EXTRACT PROVIDED:
::::
Question:
I would like to become a sound recordist. Do you have any words of wisdom for someone just starting out?
Answer:
I used to teach Joy of Listening at Olympic Park Institute and then taught Nature Sound Portraiture after that. For anybody that wants to become a nature sound recordist, don’t wait to afford the right equipment, just use whatever you have. But once you decide that you want to pursue this professionally then it is a whole new game. I strongly recommend that anyone just starting out take a tutorial from a professional whose work they admire–in less than a week you will be able to record at a professional level and then it is just about practice. I offer three to five day tutorials and all my previous students went on to do great work with no further instruction.
Question:
What’s the most difficult thing you’ve ever had to record?
Answer:
Difficult can be dangerous, or expensive, or technically impossible, or painful, or time consuming… the list goes on and on. Nothing worthwhile comes easily. I’ve waded past crocodiles (don’t do it), paddled a canoe at night through tidal currents, lost expensive gear to an unexpected ocean wave, been sick for months with more than one tropical disease, and once I just downright wept my guts out because the sound I came for doesn’t exist anymore. If you are pushing yourself to do your best then each time will be the most difficult. But this question deserves one line of credit: my wife, Julie, injured herself while I was away recording. This left her confined to a wheelchair with our four year old son and we had baby due in three months. I didn’t know what had happened for a week. I was shocked to find out but she told me to stick it out and get the job done. That project took me around the world and won me an Emmy. Difficulty does not necessarily apply to the person holding the microphone. I am indebted to her courage.
Question:
What is your favorite bird sound?
Answer:
There are literally at least a dozen bird sounds that once I hear them they get stuck in my head like a jingle. If I were to have to pick just one, then it would be the White-throated Sparrow in the Essentials Collection because it sounds to me just so darn charming and innocent. But then, that would ignore the clear ringing song of the Western Meadowlark (also in Essentials). The Eastern Meadowlark is a bit more musical to my ears, and that reminds me of the Eastern Winter Wren’s beautiful tune–that would be it. Eastern Winter Wren, my final answer, when heard echoing through an ancient forest to give it that warmth.
Question:
What do you like on your pizza?
Answer:
Can we make it wood fired? I usually order Death by Pizza (that’s everything and lots of it), but when I’m dinning with picky eaters we might settle on mushrooms, black olives, pepperoni, green onion, sun-dried tomatoes with anchovies on the side–and beer. Pizza always tastes better with a pitcher of beer.
Question:
Who is your favorite Beatle?
::::
PROVIDED RECORDS:
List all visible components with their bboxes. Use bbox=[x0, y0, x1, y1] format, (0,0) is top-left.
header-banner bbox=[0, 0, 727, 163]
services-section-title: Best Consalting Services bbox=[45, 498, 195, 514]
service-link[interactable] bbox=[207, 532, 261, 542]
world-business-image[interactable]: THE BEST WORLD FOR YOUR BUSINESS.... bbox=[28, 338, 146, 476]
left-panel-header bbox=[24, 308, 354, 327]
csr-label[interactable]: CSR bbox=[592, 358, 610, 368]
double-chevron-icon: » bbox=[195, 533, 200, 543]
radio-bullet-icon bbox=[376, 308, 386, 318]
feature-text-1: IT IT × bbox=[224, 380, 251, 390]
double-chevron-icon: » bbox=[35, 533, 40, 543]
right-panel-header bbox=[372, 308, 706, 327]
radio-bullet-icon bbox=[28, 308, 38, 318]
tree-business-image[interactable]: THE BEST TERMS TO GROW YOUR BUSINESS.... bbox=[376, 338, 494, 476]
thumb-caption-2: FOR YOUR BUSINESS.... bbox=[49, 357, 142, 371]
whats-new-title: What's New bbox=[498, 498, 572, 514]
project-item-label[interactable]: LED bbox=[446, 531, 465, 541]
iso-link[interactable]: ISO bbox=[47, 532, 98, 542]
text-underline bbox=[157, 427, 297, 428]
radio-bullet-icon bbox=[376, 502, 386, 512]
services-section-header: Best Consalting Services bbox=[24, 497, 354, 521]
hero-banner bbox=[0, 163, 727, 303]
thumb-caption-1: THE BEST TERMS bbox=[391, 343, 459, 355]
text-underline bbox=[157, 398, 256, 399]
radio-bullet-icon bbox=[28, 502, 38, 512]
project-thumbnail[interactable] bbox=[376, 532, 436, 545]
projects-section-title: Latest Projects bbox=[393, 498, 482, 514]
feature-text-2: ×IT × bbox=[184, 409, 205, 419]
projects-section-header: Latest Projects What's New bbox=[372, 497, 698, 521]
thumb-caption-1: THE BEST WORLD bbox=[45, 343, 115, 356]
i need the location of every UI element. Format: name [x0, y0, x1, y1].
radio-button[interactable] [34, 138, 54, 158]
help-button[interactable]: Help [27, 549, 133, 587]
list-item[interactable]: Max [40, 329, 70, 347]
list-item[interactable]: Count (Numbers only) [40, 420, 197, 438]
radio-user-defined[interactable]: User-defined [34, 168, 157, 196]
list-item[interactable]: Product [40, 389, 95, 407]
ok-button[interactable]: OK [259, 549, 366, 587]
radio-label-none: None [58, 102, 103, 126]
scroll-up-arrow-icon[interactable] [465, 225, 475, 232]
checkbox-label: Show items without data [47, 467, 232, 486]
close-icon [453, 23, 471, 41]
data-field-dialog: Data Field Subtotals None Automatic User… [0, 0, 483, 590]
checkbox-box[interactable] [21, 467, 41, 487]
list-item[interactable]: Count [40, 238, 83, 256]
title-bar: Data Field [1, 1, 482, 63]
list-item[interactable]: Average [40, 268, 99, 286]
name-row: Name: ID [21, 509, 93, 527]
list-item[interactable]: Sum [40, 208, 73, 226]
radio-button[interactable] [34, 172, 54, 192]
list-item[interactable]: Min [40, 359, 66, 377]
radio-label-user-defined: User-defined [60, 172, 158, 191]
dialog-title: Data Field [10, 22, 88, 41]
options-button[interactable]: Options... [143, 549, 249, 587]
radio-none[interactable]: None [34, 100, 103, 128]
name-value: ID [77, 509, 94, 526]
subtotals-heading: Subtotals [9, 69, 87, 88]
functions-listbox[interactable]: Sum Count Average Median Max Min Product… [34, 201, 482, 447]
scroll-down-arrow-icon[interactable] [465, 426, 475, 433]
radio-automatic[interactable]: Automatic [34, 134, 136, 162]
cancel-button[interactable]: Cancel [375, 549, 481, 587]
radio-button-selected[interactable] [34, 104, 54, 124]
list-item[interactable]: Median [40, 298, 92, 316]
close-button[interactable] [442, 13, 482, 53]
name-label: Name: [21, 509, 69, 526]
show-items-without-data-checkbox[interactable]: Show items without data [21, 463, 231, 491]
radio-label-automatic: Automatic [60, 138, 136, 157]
::::
EXERCISE BRIEF:
Translate this sentence from the sound recordist interview into Spanish: "Pizza always tastes better with a pitcher of beer." Rely only on the interview text for this.

RESPONSE TO THIS EXERCISE:
La pizza siempre sabe mejor con una jarra de cerveza.